**Objective:**
For each line in the data below that holds "Full", return a copy.

**Data to process:**
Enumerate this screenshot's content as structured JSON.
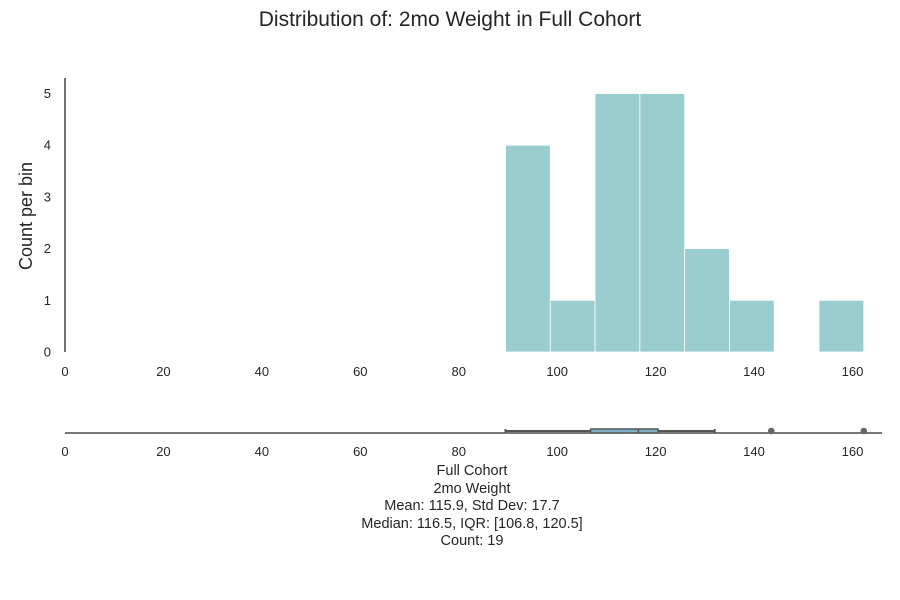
{
  "chart_data": {
    "type": "histogram",
    "title": "Distribution of: 2mo Weight in Full Cohort",
    "ylabel": "Count per bin",
    "xlim": [
      0,
      166
    ],
    "ylim": [
      0,
      5.3
    ],
    "x_ticks": [
      "0",
      "20",
      "40",
      "60",
      "80",
      "100",
      "120",
      "140",
      "160"
    ],
    "y_ticks": [
      "0",
      "1",
      "2",
      "3",
      "4",
      "5"
    ],
    "bar_color": "#9ACDCE",
    "bins": [
      {
        "x0": 89.5,
        "x1": 98.6,
        "count": 4
      },
      {
        "x0": 98.6,
        "x1": 107.7,
        "count": 1
      },
      {
        "x0": 107.7,
        "x1": 116.8,
        "count": 5
      },
      {
        "x0": 116.8,
        "x1": 125.9,
        "count": 5
      },
      {
        "x0": 125.9,
        "x1": 135.0,
        "count": 2
      },
      {
        "x0": 135.0,
        "x1": 144.1,
        "count": 1
      },
      {
        "x0": 144.1,
        "x1": 153.2,
        "count": 0
      },
      {
        "x0": 153.2,
        "x1": 162.3,
        "count": 1
      }
    ],
    "boxplot": {
      "whisker_low": 89.5,
      "q1": 106.8,
      "median": 116.5,
      "q3": 120.5,
      "whisker_high": 132,
      "outliers": [
        143.5,
        162.3
      ],
      "box_color": "#7EB0C6"
    }
  },
  "summary": {
    "group": "Full Cohort",
    "variable": "2mo Weight",
    "mean_sd": "Mean: 115.9, Std Dev: 17.7",
    "median_iqr": "Median: 116.5, IQR: [106.8, 120.5]",
    "count": "Count: 19"
  }
}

**Exercise solution:**
    "title": "Distribution of: 2mo Weight in Full Cohort",
    "group": "Full Cohort",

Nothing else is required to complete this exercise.